— Begin Source document —

This work examines the state of MathML, particularly the issues regarding its deployment, in the light of other technologies. The purpose of this exercise is to objectively assess the current situation with the goal to increase public awareness, rather than a marketing-oriented critique. We assume the reader has basic background in XML syntax and MathML. An elementary knowledge of some other XML vocabularies will also be useful, but is not required. For a tutorial introduction to MathML, see A Gentle Introduction to MathML.

From the very beginning, [re]presenting Mathematics on the Web proved to be a nontrivial task. In 1993, ideas for embedding Mathematics in HTML emerged in the HTML+ and subsequently in HTML 3.0 in 1994. Later, in 1996, formal support was added in HTML 3.2. However, due to lack of interest from major browser vendors, it failed to get wide acceptance.

In 1997, a Math Working Group was constituted at the World Wide Web Consortium (W3C). A solution based on Standard Generalized Markup Language (SGML) was felt to be too complicated, and it was decided that a mathematical markup language (under the name MathML) for describing mathematical content be based on XML syntax. In April 1998, MathML 1.0 Specification was announced as a W3C Recommendation, and in July 1999, it was revised to become MathML 1.01 Specification. Currently, work on MathML 2.0 is under development.

Presenting mathematics is one problem. Another problem is to search through such mathematical expressions or cut-and-paste them into computational software for further manipulation. Therefore, the markup needed to be both visually robust *and* meaningful. This led to the introduction of two types of markups in MathML: Presentation Markup and Content Markup.

Presentation Markup captures the *notational structure* of an expression. As a general rule, each presentation element corresponds to a single kind of notational "schema" such as a row, a superscript, and so on. Content Markup captures the *mathematical structure* of an expression. The majority of content elements correspond to a wide variety of operators, relations and named functions from topics typically found at the high school level mathematics, such as addition, square root, and so on.

Several issues have plagued widespread acceptance of MathML. They range from technical (authoring, serving, rendering), to social (public image), and to political (support). In the foregoing sections, we examine these in detail.

One comes across assertions, such as, MathML is "a simple way ... to include Math[ematics] in Web pages by hand" contrary to "it is anticipated that, in all but the simplest cases, authors will use equation editors ... to generate MathML." MathML syntax, except the most trivial cases, is verbose, and therefore naturally lends itself for machine-processing as shown in the next example.

**EXAMPLE 1.** The following represents Presentation and Content Markup, respectively, of the well-known Quadratic formula:

Presentation Markup (MathML source) |

Content Markup (MathML source) |

An authoring process may involve the following steps:

- Create the document (with no mathematical content) using some word processor.
- Create mathematical objects separately using an authoring software (popularly known as "equation editors").
- "Embed" the results of Step 2 in Step 1 at appropriate places.

— End Source document —
— Begin Data for this task —

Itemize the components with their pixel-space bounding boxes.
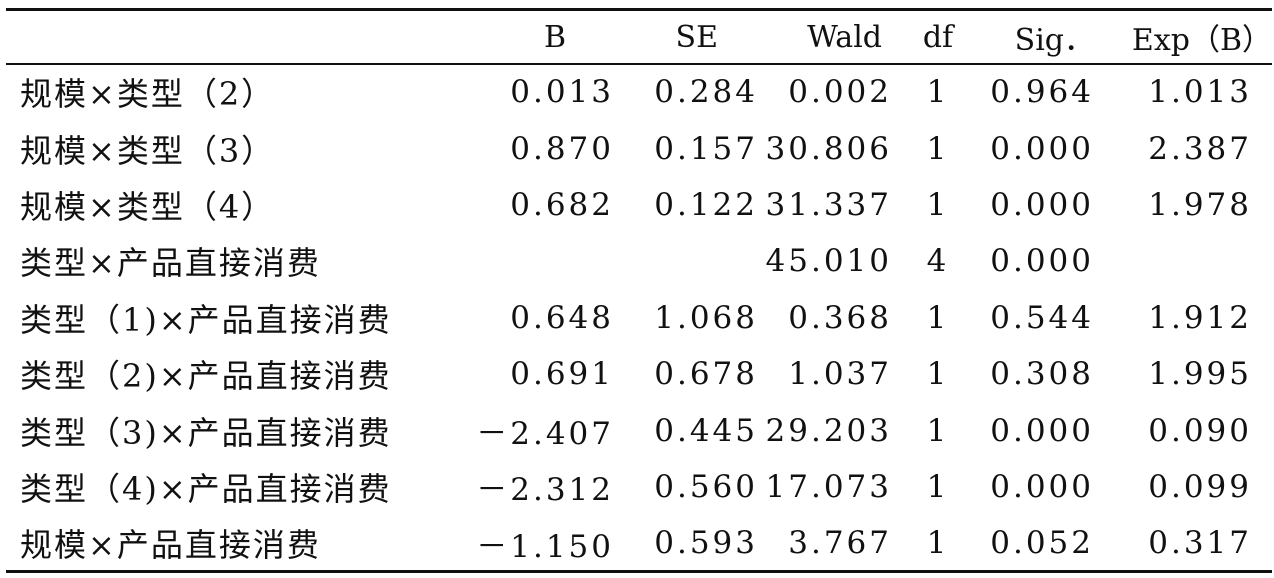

— End Data for this task —
— Begin Data for this task —

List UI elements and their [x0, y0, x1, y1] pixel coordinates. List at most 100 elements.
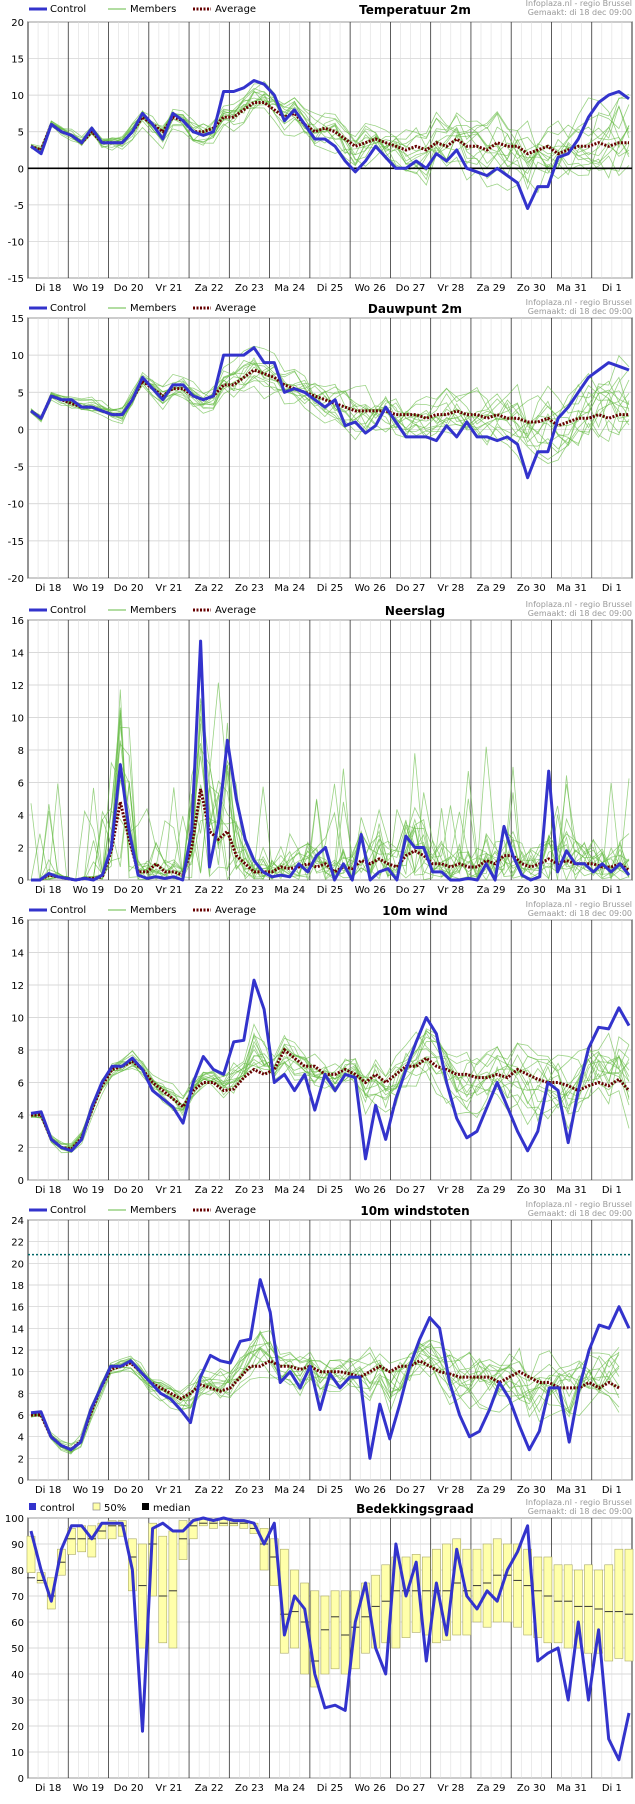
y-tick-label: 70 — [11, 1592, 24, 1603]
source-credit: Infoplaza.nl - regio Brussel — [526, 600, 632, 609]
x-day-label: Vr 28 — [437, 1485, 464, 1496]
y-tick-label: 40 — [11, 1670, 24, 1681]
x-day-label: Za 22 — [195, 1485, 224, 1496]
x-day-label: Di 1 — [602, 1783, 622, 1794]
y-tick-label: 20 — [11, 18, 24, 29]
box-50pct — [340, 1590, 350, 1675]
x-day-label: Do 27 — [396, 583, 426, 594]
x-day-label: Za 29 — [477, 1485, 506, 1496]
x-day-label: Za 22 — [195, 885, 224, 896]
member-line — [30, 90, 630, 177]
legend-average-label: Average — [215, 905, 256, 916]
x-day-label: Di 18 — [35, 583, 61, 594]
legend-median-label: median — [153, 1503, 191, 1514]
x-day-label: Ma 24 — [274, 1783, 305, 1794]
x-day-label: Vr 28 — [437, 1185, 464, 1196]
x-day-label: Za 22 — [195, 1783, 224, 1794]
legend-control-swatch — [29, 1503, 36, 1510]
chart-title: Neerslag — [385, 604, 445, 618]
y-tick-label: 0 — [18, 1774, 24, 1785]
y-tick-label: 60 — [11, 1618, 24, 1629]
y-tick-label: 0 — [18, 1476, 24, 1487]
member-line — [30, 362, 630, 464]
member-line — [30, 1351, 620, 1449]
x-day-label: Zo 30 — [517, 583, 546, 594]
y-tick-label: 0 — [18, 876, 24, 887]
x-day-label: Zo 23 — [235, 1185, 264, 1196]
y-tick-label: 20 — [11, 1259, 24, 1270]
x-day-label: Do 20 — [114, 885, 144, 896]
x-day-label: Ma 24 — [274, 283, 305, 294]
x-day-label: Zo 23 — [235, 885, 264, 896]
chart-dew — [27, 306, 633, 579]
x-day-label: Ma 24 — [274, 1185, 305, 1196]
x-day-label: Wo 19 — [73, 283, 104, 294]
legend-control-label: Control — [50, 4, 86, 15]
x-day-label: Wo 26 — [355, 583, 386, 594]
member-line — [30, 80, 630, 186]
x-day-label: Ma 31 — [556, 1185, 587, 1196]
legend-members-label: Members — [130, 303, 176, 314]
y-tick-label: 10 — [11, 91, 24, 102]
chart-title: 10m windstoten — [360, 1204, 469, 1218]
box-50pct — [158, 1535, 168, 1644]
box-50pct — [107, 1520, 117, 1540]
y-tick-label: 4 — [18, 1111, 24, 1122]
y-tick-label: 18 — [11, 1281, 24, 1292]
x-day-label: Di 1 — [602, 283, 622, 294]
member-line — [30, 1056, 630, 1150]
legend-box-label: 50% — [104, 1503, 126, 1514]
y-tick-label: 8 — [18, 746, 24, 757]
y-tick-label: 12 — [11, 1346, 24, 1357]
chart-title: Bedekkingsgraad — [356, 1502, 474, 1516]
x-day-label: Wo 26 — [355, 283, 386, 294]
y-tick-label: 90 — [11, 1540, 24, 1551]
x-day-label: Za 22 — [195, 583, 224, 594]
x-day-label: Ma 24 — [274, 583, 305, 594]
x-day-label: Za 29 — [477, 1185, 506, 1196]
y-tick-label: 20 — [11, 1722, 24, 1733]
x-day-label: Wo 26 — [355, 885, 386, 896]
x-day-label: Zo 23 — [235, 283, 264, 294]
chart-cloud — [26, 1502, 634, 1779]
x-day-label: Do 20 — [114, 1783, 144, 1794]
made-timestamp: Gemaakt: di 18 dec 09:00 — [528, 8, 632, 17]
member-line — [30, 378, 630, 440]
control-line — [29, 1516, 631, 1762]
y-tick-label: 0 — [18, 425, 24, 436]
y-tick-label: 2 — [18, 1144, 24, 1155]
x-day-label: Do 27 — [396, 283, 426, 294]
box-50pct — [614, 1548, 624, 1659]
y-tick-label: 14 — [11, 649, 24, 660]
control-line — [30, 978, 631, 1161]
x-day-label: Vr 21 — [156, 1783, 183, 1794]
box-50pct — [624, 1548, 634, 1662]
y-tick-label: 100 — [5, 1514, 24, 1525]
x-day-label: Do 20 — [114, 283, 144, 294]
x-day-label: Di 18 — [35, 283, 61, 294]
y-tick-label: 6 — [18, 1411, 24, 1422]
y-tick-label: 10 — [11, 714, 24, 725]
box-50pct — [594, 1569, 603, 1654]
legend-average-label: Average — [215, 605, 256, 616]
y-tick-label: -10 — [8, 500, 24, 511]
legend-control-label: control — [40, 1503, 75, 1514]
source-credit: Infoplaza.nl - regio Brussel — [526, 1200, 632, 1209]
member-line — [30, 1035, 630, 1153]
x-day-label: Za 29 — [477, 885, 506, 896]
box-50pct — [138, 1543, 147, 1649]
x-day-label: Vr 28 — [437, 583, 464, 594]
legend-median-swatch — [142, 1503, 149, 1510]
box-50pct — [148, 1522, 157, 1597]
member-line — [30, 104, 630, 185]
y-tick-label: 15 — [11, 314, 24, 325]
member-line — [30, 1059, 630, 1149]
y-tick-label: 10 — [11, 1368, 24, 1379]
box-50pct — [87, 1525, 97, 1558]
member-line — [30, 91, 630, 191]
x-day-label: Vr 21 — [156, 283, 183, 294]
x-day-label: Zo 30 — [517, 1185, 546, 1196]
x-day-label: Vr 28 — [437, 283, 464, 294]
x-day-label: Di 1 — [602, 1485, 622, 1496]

— End Data for this task —

▶ _What this exercise asks_:
1 > Please rewrite the part of the records that opens with the line containing "List UI elements" and closes with the line containing "x-day-label: Zo 23 — [235, 1185, 264, 1196]" as a JSON list of strings, one string per line, skipping blank lines and leaving out the picture.
2 > Extend the MathML text from the point where it stops.

▶ _Outputs in order_:
1 >
[
  "List UI elements and their [x0, y0, x1, y1] pixel coordinates. List at most 100 elements.",
  "y-tick-label: 70 — [11, 1592, 24, 1603]",
  "source-credit: Infoplaza.nl - regio Brussel — [526, 600, 632, 609]",
  "x-day-label: Vr 28 — [437, 1485, 464, 1496]",
  "y-tick-label: 40 — [11, 1670, 24, 1681]",
  "x-day-label: Za 22 — [195, 1485, 224, 1496]",
  "x-day-label: Di 1 — [602, 1783, 622, 1794]",
  "y-tick-label: 20 — [11, 18, 24, 29]",
  "box-50pct — [340, 1590, 350, 1675]",
  "x-day-label: Do 27 — [396, 583, 426, 594]",
  "x-day-label: Za 29 — [477, 1485, 506, 1496]",
  "x-day-label: Za 22 — [195, 885, 224, 896]",
  "member-line — [30, 90, 630, 177]",
  "legend-average-label: Average — [215, 905, 256, 916]",
  "x-day-label: Di 18 — [35, 583, 61, 594]",
  "legend-median-label: median — [153, 1503, 191, 1514]",
  "x-day-label: Ma 24 — [274, 1783, 305, 1794]",
  "x-day-label: Vr 28 — [437, 1185, 464, 1196]",
  "x-day-label: Za 22 — [195, 1783, 224, 1794]",
  "legend-control-swatch — [29, 1503, 36, 1510]",
  "chart-title: Neerslag — [385, 604, 445, 618]",
  "y-tick-label: 0 — [18, 1774, 24, 1785]",
  "y-tick-label: 60 — [11, 1618, 24, 1629]",
  "y-tick-label: 0 — [18, 1476, 24, 1487]",
  "member-line — [30, 362, 630, 464]",
  "member-line — [30, 1351, 620, 1449]",
  "x-day-label: Zo 30 — [517, 583, 546, 594]",
  "y-tick-label: 0 — [18, 876, 24, 887]",
  "x-day-label: Zo 23 — [235, 1185, 264, 1196]"
]

2 >
This works well but only in the simple cases where one comes across a few mathematical objects in an entire document. As an example, one can use Microsoft Word for Step 1 and MathType for Step 2. However, this does not scale well with documents that contain complex mathematics, such as, theorems that mix text with mathematical expressions naturally (for an example, see here).

The approach, therefore, is not to treat mathematical objects separately in an isolated fashion in the typographic process, but to include mathematical notation as one "moves along" when typing. This style of authoring is common with the users of LATEX, where an authoring "flow" is maintained by using the mathematical "delimiters", such as, `$...$`

for inline and `\[...\]`

for display objects. This flexibility is yet to be achieved with MathML, though some software such as the WebEQ Wizard do provide a partial solution.

The policy "let us represent everything in MathML" just because "MathML is there" is more abuse than proper use. Use of MathML Presentation Markup for simple mathematical objects is an "overkill," since MathML markup is verbose compared to ASCII.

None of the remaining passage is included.